STATED GOAL »
Below are the records; collect from them each line containing the string "MEASUREMENTS".

--- Start ---

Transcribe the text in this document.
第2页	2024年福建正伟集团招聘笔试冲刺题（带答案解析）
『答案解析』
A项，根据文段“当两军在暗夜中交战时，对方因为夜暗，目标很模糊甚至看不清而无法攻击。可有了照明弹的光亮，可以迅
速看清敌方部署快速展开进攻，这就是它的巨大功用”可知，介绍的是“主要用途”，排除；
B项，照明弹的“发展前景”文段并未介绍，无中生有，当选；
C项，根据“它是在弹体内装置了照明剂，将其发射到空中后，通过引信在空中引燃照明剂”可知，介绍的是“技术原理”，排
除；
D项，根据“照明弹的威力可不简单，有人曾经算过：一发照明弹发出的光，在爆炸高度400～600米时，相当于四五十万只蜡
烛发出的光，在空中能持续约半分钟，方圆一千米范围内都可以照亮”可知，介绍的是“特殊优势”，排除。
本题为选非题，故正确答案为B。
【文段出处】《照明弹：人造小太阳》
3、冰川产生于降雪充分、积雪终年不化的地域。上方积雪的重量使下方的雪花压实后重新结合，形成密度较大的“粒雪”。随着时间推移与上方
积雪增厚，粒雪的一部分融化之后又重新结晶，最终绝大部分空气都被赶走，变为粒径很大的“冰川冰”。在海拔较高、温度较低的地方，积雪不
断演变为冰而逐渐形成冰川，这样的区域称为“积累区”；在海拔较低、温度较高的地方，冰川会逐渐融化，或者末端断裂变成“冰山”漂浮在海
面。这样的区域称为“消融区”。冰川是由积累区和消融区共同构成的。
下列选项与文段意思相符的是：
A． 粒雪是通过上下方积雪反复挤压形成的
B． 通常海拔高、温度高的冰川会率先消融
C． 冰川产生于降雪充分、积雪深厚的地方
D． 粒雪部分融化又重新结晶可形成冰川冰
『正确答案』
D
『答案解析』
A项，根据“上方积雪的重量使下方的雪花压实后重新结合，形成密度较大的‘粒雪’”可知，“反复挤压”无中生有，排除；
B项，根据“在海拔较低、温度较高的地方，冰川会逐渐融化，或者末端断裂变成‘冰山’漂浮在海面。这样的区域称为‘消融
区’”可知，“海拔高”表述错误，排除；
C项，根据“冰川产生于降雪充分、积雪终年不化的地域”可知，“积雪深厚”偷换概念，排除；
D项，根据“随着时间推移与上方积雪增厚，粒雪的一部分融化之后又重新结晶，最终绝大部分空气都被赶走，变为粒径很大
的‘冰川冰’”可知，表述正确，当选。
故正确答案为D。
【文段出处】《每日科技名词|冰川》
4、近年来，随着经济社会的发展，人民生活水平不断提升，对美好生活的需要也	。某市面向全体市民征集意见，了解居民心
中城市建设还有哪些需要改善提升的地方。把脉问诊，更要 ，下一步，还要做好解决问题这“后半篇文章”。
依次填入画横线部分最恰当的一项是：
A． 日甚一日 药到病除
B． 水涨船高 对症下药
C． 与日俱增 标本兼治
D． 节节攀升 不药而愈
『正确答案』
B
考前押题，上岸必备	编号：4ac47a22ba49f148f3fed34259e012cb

--- End ---
--- Start ---

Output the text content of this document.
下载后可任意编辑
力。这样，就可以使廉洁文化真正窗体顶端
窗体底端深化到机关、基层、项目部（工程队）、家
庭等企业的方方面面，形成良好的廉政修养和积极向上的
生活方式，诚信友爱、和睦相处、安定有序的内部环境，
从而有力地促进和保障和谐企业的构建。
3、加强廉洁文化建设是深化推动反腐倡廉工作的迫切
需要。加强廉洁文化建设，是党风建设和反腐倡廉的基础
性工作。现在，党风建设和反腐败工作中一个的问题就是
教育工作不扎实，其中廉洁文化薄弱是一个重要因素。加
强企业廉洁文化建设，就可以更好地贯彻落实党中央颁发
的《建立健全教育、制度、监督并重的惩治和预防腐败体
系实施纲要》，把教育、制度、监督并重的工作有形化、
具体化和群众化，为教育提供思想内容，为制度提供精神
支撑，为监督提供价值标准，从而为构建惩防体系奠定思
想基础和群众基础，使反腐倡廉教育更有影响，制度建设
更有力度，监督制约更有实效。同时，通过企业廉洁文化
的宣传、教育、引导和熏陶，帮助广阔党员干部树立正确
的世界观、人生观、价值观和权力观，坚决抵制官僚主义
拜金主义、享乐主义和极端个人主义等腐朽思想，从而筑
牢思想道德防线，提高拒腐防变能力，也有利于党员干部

--- End ---
--- Start ---

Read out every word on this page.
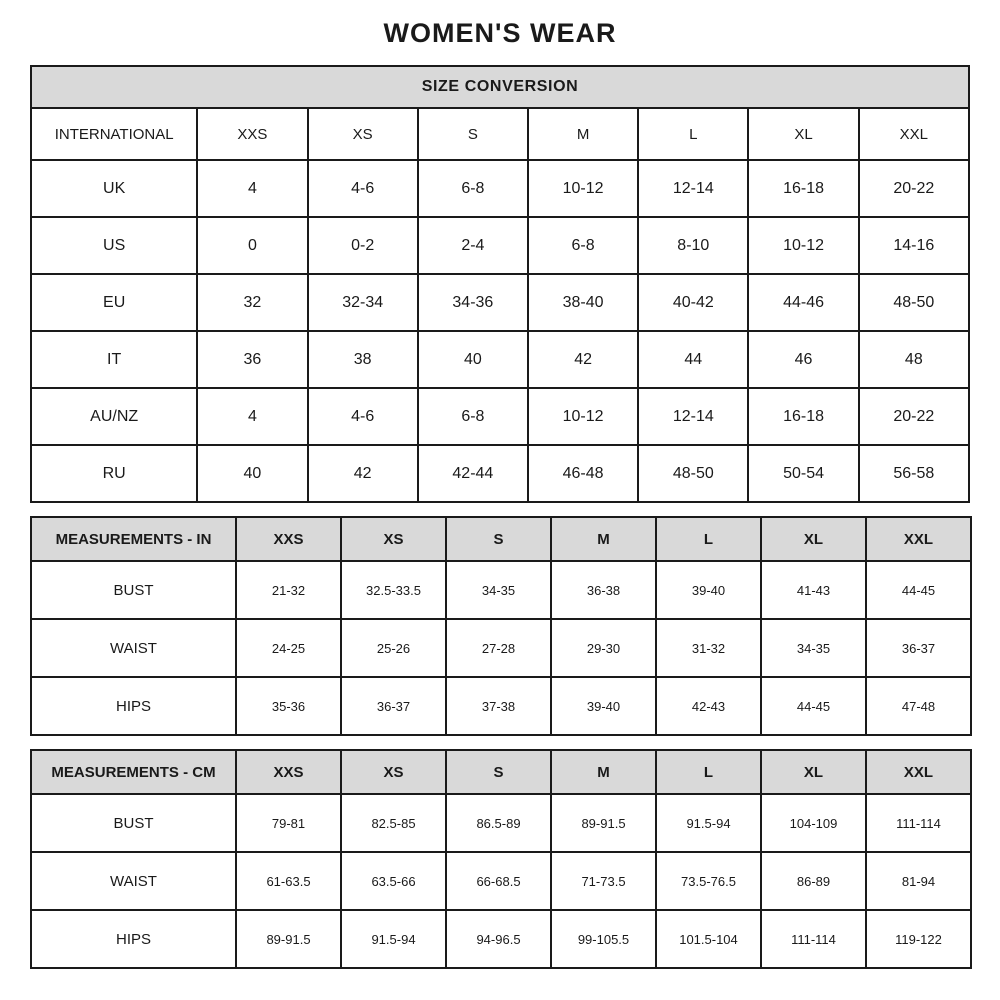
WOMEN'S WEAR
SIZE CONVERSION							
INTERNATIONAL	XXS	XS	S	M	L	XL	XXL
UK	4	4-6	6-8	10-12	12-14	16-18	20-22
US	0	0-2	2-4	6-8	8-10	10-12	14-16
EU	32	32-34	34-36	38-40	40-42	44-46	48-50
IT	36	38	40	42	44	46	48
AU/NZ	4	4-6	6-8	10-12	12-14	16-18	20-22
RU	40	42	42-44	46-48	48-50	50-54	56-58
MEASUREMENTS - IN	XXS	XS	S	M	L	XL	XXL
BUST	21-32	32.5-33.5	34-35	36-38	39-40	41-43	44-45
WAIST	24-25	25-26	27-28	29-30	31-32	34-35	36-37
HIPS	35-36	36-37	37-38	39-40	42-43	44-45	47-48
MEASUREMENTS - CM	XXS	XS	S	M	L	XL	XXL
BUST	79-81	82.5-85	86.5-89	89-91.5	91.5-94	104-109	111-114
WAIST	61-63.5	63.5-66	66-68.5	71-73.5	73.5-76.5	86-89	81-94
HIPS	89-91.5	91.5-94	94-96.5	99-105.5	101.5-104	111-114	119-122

--- End ---

RIGHT ANSWER »
MEASUREMENTS - IN	XXS	XS	S	M	L	XL	XXL
MEASUREMENTS - CM	XXS	XS	S	M	L	XL	XXL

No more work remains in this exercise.